### STATED GOAL
Answer with one number only: the number of lines that contain "screenshot".

+--

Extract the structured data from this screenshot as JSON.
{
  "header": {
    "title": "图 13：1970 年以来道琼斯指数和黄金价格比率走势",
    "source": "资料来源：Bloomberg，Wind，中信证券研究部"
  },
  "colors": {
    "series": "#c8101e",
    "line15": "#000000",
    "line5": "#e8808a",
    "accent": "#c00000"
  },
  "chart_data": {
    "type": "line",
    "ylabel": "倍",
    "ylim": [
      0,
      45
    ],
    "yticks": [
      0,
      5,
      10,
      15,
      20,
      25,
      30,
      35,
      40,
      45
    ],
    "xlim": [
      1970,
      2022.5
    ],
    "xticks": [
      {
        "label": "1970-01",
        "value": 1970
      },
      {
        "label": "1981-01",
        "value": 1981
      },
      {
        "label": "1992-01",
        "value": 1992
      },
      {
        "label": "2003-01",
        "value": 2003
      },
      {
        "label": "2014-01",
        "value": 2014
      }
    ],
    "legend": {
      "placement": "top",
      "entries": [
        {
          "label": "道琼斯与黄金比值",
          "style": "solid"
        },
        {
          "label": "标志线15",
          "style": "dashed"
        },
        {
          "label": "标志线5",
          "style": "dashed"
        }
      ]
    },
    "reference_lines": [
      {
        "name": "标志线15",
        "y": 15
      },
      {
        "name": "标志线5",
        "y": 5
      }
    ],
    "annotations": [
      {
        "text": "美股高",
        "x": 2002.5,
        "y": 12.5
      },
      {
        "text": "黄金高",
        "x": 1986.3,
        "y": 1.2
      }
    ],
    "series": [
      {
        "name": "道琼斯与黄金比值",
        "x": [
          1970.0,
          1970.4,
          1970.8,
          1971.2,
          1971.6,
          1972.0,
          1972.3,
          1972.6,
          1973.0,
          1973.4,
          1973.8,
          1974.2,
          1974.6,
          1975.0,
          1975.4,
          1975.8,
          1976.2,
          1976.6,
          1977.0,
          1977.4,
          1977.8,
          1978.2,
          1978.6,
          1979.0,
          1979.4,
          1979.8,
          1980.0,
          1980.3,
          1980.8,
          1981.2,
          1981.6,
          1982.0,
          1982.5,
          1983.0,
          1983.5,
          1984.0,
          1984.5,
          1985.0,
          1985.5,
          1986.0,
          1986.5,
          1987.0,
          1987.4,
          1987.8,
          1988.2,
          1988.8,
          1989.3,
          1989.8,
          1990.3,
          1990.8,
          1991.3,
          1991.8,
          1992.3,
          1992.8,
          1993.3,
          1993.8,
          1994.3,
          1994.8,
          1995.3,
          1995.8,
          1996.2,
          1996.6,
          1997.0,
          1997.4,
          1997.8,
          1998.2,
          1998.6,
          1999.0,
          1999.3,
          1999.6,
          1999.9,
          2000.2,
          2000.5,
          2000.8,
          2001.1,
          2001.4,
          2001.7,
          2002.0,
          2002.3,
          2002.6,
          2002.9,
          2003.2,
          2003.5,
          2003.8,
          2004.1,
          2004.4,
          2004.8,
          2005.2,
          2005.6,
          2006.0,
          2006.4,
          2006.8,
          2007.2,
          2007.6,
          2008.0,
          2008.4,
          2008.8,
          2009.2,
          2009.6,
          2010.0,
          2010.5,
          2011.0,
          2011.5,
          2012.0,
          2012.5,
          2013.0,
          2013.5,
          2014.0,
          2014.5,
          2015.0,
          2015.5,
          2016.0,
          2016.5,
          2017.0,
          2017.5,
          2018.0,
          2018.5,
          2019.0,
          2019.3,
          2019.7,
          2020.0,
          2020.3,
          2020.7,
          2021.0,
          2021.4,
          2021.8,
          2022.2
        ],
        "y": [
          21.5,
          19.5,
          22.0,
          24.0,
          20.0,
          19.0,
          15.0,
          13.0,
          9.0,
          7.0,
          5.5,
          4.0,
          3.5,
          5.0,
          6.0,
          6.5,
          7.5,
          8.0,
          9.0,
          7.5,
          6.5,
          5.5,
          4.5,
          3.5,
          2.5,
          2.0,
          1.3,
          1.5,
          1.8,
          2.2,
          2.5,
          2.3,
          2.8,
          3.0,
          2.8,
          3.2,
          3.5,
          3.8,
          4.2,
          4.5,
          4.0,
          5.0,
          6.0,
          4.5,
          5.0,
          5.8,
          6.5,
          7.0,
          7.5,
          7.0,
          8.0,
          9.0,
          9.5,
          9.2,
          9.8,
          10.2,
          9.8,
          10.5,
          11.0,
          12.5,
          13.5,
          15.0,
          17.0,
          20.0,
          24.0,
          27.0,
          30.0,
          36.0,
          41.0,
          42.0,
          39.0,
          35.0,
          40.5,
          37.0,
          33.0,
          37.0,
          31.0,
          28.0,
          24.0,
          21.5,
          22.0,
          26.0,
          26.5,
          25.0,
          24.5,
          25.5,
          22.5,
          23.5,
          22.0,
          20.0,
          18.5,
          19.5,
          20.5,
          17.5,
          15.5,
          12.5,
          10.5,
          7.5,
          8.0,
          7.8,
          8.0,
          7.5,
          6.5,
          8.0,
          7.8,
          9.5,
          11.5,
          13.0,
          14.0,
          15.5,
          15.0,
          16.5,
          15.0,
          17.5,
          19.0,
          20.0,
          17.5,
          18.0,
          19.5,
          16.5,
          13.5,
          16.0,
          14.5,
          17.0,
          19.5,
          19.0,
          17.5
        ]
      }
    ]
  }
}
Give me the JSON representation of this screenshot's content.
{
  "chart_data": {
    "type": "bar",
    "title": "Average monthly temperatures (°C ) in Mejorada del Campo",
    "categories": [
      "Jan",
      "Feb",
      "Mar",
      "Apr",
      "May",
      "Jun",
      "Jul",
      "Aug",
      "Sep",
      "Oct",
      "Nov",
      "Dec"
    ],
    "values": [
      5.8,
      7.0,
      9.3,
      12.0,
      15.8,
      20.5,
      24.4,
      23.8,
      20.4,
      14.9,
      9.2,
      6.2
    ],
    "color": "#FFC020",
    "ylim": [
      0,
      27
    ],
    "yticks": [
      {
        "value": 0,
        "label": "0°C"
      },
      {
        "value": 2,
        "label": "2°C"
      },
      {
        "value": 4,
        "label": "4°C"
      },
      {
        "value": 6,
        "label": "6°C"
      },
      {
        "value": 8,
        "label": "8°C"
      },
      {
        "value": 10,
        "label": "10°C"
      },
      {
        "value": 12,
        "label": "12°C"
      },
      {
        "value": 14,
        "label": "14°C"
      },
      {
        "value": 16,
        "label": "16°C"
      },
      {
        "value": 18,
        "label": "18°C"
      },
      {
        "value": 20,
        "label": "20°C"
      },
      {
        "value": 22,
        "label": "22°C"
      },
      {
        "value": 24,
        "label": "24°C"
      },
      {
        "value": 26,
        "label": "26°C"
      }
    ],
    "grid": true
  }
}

+--

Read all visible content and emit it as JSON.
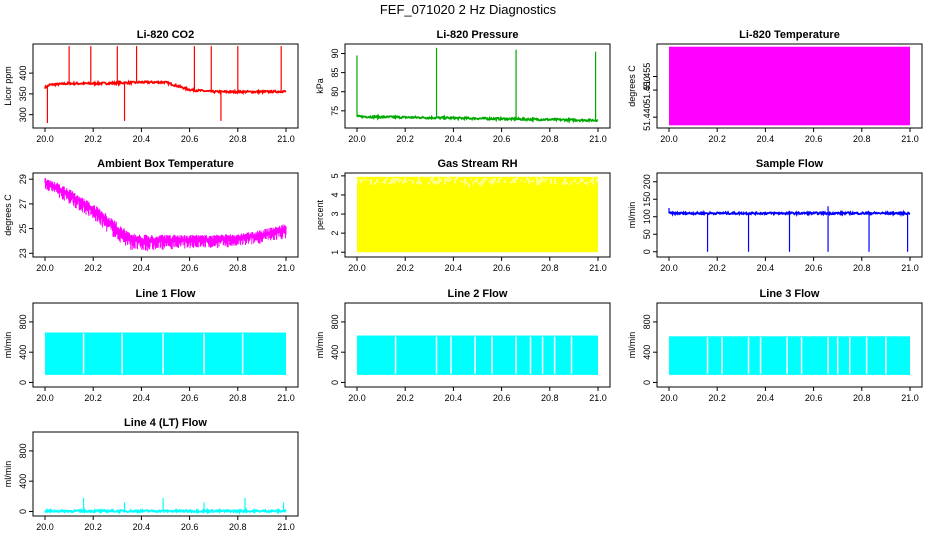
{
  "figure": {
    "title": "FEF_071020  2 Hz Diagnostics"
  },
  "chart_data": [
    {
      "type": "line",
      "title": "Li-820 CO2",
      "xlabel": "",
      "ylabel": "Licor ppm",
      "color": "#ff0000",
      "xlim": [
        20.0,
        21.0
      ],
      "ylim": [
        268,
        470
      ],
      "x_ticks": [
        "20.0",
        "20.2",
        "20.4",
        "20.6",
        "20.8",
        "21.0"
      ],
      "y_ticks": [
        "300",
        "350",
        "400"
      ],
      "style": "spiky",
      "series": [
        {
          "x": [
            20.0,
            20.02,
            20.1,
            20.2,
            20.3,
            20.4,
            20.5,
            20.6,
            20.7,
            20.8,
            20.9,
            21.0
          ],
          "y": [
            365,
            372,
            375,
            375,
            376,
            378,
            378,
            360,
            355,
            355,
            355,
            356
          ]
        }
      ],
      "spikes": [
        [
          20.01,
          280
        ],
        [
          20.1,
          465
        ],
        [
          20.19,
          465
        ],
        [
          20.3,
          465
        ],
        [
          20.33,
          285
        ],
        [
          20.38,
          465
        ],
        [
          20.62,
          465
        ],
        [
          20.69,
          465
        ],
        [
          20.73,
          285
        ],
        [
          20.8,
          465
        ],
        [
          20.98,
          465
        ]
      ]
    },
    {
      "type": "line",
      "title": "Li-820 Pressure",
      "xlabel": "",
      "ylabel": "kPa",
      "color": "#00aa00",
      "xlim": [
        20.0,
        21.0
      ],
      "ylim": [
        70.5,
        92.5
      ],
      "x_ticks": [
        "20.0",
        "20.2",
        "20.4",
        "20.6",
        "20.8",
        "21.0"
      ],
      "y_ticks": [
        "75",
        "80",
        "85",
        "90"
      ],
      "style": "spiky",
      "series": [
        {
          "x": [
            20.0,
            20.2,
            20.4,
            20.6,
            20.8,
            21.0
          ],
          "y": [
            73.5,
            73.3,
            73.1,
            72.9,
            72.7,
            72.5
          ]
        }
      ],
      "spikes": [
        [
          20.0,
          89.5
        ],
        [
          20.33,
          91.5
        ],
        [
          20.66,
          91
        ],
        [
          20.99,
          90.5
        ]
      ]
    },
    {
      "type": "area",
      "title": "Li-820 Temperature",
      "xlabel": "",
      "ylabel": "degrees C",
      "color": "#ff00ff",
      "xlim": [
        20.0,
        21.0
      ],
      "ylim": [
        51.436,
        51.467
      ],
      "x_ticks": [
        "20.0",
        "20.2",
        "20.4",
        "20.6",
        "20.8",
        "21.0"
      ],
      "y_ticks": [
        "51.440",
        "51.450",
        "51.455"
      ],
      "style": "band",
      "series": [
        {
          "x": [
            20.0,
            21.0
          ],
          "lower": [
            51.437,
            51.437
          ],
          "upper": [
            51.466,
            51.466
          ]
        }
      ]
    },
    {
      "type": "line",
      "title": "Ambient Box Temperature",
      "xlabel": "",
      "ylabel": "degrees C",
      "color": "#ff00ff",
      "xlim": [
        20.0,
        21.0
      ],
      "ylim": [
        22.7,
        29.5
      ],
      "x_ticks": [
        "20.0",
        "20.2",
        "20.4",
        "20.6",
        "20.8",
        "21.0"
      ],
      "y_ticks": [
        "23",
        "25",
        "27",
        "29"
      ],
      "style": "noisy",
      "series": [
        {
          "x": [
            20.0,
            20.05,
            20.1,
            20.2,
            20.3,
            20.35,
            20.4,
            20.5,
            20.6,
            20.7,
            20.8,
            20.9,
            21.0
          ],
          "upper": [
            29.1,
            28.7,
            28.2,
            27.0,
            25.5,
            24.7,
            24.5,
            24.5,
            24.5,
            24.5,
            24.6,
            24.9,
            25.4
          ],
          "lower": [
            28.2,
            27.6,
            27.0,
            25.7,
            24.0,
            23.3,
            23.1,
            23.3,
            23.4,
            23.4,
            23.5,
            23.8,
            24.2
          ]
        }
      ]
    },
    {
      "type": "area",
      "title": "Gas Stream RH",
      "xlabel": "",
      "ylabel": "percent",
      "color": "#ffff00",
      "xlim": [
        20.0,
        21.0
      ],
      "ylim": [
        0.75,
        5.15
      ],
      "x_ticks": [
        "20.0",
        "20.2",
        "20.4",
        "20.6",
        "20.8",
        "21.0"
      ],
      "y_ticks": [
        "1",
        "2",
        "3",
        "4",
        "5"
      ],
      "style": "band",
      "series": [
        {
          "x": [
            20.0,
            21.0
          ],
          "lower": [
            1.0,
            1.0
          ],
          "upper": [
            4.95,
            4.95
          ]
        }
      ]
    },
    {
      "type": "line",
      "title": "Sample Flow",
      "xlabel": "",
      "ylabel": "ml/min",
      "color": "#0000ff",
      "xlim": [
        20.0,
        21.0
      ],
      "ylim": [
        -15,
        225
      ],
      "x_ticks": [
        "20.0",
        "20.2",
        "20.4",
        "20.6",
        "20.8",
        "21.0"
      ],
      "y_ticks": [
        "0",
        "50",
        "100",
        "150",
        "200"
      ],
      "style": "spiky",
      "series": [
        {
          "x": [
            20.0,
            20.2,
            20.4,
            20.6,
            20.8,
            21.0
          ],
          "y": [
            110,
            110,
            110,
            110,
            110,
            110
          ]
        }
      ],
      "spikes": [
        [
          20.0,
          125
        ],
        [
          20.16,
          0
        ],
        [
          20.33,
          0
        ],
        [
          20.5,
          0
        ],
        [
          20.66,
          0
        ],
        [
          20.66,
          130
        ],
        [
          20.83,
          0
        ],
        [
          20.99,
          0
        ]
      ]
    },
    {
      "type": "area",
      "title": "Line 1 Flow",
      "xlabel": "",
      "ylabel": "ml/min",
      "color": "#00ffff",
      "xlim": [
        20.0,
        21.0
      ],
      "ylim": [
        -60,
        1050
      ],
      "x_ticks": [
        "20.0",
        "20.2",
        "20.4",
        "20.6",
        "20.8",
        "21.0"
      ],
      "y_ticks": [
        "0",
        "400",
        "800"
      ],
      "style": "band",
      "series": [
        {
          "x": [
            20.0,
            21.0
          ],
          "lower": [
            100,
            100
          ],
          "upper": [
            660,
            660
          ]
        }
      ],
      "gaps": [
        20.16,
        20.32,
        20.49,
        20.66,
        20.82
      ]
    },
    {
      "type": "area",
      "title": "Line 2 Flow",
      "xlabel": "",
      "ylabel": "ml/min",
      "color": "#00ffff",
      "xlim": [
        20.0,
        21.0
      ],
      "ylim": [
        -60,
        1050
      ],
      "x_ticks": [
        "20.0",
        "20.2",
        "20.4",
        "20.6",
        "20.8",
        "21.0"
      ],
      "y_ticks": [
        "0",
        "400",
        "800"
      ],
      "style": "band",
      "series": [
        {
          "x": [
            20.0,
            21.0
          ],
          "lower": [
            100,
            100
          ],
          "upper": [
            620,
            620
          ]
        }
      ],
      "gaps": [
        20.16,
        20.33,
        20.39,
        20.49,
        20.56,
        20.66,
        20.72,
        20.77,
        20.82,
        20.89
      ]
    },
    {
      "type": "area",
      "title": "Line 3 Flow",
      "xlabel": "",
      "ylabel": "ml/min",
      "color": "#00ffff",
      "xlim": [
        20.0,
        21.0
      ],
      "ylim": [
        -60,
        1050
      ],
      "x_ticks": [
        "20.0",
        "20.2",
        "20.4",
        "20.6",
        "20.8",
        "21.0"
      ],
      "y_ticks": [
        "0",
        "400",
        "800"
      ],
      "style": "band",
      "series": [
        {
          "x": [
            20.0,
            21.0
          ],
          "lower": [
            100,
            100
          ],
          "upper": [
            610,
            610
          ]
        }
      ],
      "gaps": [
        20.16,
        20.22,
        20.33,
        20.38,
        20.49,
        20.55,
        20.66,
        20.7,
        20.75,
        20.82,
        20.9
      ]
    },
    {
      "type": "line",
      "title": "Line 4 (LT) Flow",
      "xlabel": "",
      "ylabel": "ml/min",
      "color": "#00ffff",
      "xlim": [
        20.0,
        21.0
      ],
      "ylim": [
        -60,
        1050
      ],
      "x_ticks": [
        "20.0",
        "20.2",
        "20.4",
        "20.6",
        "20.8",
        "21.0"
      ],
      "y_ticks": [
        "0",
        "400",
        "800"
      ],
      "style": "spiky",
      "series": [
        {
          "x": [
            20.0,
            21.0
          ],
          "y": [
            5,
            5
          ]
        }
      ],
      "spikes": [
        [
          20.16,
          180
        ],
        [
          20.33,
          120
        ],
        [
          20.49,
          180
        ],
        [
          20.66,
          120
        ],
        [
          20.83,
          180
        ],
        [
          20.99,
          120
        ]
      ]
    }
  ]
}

+--

### TASK OUTPUT
2